Scan the records and identify every line in which the string "system" occurs, then return those lines.

BEGIN Input material

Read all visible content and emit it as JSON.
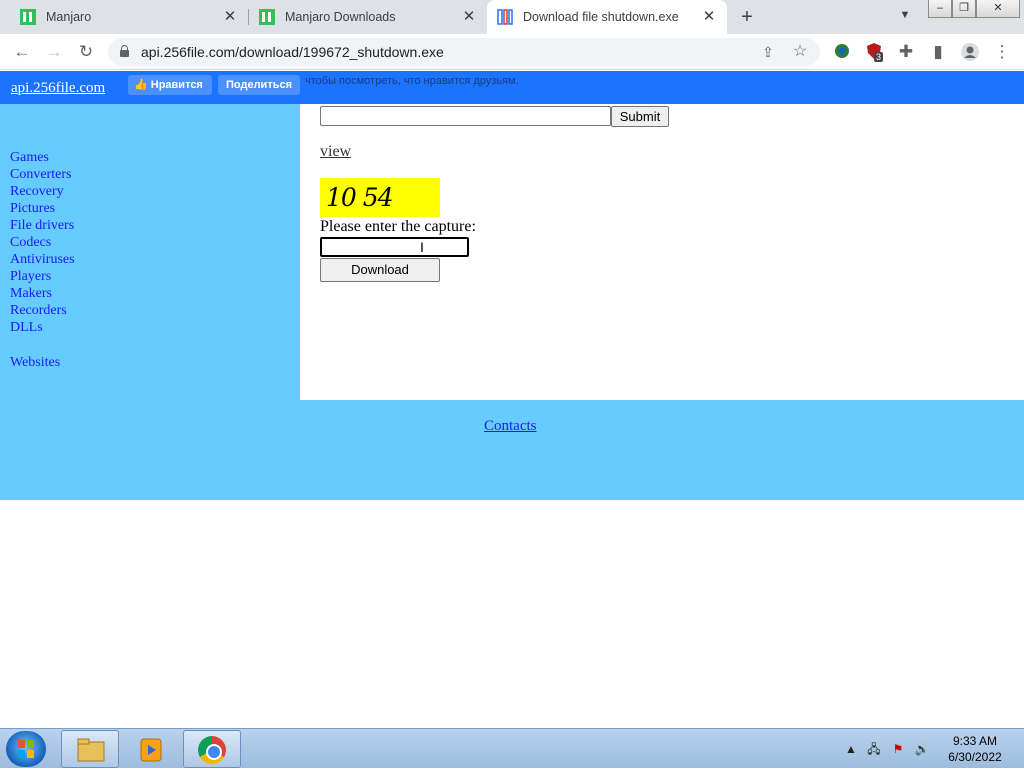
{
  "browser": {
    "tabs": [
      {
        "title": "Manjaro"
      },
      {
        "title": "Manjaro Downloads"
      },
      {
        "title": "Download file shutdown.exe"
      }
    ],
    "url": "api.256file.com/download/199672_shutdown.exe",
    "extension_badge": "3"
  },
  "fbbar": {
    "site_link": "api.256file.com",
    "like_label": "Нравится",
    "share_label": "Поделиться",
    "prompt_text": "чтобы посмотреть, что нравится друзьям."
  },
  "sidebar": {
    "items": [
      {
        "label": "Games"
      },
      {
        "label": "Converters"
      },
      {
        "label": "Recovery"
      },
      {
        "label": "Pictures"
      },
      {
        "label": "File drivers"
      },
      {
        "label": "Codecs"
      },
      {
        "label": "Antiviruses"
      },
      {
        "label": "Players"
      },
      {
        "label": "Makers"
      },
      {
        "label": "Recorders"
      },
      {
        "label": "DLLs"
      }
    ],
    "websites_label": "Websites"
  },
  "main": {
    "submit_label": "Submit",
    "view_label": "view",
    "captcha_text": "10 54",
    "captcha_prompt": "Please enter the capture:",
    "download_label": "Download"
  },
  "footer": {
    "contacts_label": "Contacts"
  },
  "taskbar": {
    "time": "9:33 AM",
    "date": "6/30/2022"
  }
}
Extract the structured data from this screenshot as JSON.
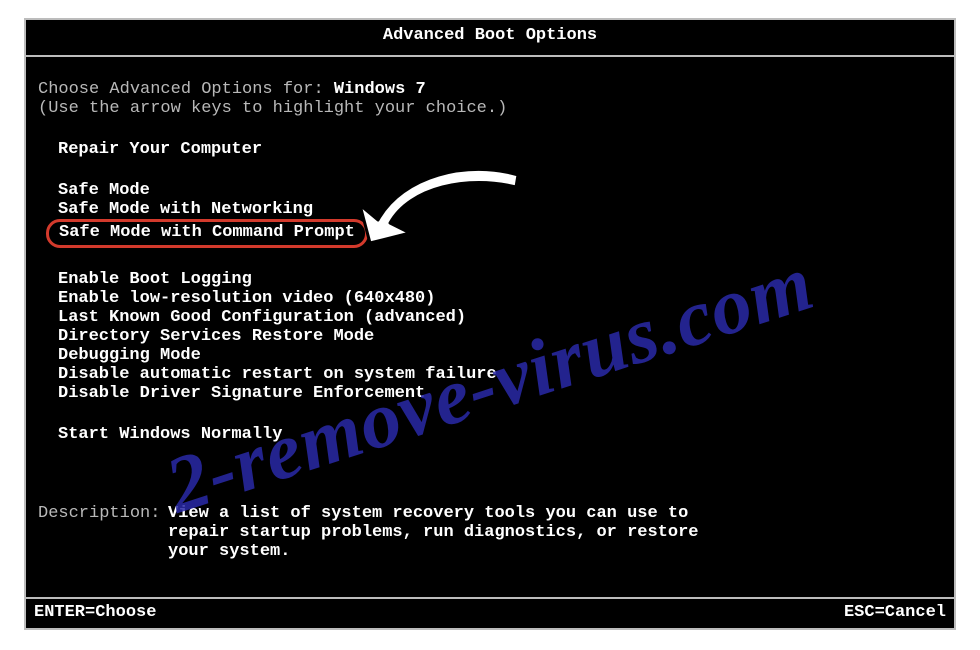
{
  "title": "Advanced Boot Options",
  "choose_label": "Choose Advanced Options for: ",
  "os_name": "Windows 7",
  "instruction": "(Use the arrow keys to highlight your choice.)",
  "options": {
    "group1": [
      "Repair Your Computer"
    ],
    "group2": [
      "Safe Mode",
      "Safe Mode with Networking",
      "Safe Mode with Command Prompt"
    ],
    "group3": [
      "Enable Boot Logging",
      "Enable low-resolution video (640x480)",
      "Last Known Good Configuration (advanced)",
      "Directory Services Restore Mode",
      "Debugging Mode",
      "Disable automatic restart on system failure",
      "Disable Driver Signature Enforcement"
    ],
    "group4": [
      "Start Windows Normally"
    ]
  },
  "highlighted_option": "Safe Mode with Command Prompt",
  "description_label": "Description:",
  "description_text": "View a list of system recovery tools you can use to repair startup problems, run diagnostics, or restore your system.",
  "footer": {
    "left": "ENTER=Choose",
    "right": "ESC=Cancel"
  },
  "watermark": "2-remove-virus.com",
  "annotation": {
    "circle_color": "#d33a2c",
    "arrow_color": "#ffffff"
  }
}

END Input material

**Answer section**:
      "Disable automatic restart on system failure",
  "description_text": "View a list of system recovery tools you can use to repair startup problems, run diagnostics, or restore your system.",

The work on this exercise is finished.